[start of Input for this task]

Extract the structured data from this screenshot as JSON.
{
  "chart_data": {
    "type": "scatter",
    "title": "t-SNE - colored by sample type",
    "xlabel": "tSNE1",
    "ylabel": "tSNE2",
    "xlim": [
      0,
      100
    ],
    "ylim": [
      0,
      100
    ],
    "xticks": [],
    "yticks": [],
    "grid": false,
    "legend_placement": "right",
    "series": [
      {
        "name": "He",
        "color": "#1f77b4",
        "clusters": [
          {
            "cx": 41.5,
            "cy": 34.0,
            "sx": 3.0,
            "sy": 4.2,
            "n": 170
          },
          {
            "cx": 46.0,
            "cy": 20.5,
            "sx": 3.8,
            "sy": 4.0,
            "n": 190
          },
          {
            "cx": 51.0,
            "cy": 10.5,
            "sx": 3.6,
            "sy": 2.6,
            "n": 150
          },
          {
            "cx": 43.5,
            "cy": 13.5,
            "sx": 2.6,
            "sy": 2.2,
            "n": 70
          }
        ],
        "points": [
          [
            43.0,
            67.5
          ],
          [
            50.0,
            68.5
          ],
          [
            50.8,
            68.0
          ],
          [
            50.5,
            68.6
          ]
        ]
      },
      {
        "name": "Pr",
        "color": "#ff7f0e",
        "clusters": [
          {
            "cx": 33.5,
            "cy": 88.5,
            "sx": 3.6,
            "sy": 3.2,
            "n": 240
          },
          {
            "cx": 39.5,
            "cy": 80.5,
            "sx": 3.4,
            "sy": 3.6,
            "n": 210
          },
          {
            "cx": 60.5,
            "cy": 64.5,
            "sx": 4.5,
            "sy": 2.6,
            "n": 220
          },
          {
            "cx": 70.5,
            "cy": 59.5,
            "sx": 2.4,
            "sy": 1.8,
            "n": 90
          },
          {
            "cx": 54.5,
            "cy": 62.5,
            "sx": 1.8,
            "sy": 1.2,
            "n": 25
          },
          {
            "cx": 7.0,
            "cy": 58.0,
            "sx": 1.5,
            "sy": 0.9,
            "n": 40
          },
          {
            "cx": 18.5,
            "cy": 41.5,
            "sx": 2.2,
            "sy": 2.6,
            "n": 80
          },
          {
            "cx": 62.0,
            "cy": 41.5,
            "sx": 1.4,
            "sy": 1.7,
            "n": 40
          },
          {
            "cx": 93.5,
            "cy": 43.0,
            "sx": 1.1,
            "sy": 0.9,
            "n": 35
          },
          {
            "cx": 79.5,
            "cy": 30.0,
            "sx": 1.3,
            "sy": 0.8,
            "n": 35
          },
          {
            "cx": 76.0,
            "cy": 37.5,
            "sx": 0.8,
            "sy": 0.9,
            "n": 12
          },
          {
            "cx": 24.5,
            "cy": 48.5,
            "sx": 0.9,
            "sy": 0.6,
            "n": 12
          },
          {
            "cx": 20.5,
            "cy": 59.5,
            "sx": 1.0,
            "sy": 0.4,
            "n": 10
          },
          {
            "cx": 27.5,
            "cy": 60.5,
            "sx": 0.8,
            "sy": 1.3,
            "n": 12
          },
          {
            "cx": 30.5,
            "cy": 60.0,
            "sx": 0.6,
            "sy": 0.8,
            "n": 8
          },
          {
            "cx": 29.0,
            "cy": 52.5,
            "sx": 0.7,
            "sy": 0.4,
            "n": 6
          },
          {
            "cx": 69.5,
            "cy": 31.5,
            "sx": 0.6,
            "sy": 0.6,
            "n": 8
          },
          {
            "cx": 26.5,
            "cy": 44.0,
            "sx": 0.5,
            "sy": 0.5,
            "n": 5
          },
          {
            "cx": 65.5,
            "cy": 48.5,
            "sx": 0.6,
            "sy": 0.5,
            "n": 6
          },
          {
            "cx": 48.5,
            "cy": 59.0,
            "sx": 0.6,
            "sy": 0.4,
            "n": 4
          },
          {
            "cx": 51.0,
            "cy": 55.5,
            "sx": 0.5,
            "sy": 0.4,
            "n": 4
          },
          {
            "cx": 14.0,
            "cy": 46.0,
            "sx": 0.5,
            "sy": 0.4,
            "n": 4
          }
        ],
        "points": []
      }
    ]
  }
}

[end of Input for this task]

Write out the full listing exactly as given.

* [Task result]:
Extract the structured data from this screenshot as JSON.
{
  "chart_data": {
    "type": "scatter",
    "title": "t-SNE - colored by sample type",
    "xlabel": "tSNE1",
    "ylabel": "tSNE2",
    "xlim": [
      0,
      100
    ],
    "ylim": [
      0,
      100
    ],
    "xticks": [],
    "yticks": [],
    "grid": false,
    "legend_placement": "right",
    "series": [
      {
        "name": "He",
        "color": "#1f77b4",
        "clusters": [
          {
            "cx": 41.5,
            "cy": 34.0,
            "sx": 3.0,
            "sy": 4.2,
            "n": 170
          },
          {
            "cx": 46.0,
            "cy": 20.5,
            "sx": 3.8,
            "sy": 4.0,
            "n": 190
          },
          {
            "cx": 51.0,
            "cy": 10.5,
            "sx": 3.6,
            "sy": 2.6,
            "n": 150
          },
          {
            "cx": 43.5,
            "cy": 13.5,
            "sx": 2.6,
            "sy": 2.2,
            "n": 70
          }
        ],
        "points": [
          [
            43.0,
            67.5
          ],
          [
            50.0,
            68.5
          ],
          [
            50.8,
            68.0
          ],
          [
            50.5,
            68.6
          ]
        ]
      },
      {
        "name": "Pr",
        "color": "#ff7f0e",
        "clusters": [
          {
            "cx": 33.5,
            "cy": 88.5,
            "sx": 3.6,
            "sy": 3.2,
            "n": 240
          },
          {
            "cx": 39.5,
            "cy": 80.5,
            "sx": 3.4,
            "sy": 3.6,
            "n": 210
          },
          {
            "cx": 60.5,
            "cy": 64.5,
            "sx": 4.5,
            "sy": 2.6,
            "n": 220
          },
          {
            "cx": 70.5,
            "cy": 59.5,
            "sx": 2.4,
            "sy": 1.8,
            "n": 90
          },
          {
            "cx": 54.5,
            "cy": 62.5,
            "sx": 1.8,
            "sy": 1.2,
            "n": 25
          },
          {
            "cx": 7.0,
            "cy": 58.0,
            "sx": 1.5,
            "sy": 0.9,
            "n": 40
          },
          {
            "cx": 18.5,
            "cy": 41.5,
            "sx": 2.2,
            "sy": 2.6,
            "n": 80
          },
          {
            "cx": 62.0,
            "cy": 41.5,
            "sx": 1.4,
            "sy": 1.7,
            "n": 40
          },
          {
            "cx": 93.5,
            "cy": 43.0,
            "sx": 1.1,
            "sy": 0.9,
            "n": 35
          },
          {
            "cx": 79.5,
            "cy": 30.0,
            "sx": 1.3,
            "sy": 0.8,
            "n": 35
          },
          {
            "cx": 76.0,
            "cy": 37.5,
            "sx": 0.8,
            "sy": 0.9,
            "n": 12
          },
          {
            "cx": 24.5,
            "cy": 48.5,
            "sx": 0.9,
            "sy": 0.6,
            "n": 12
          },
          {
            "cx": 20.5,
            "cy": 59.5,
            "sx": 1.0,
            "sy": 0.4,
            "n": 10
          },
          {
            "cx": 27.5,
            "cy": 60.5,
            "sx": 0.8,
            "sy": 1.3,
            "n": 12
          },
          {
            "cx": 30.5,
            "cy": 60.0,
            "sx": 0.6,
            "sy": 0.8,
            "n": 8
          },
          {
            "cx": 29.0,
            "cy": 52.5,
            "sx": 0.7,
            "sy": 0.4,
            "n": 6
          },
          {
            "cx": 69.5,
            "cy": 31.5,
            "sx": 0.6,
            "sy": 0.6,
            "n": 8
          },
          {
            "cx": 26.5,
            "cy": 44.0,
            "sx": 0.5,
            "sy": 0.5,
            "n": 5
          },
          {
            "cx": 65.5,
            "cy": 48.5,
            "sx": 0.6,
            "sy": 0.5,
            "n": 6
          },
          {
            "cx": 48.5,
            "cy": 59.0,
            "sx": 0.6,
            "sy": 0.4,
            "n": 4
          },
          {
            "cx": 51.0,
            "cy": 55.5,
            "sx": 0.5,
            "sy": 0.4,
            "n": 4
          },
          {
            "cx": 14.0,
            "cy": 46.0,
            "sx": 0.5,
            "sy": 0.4,
            "n": 4
          }
        ],
        "points": []
      }
    ]
  }
}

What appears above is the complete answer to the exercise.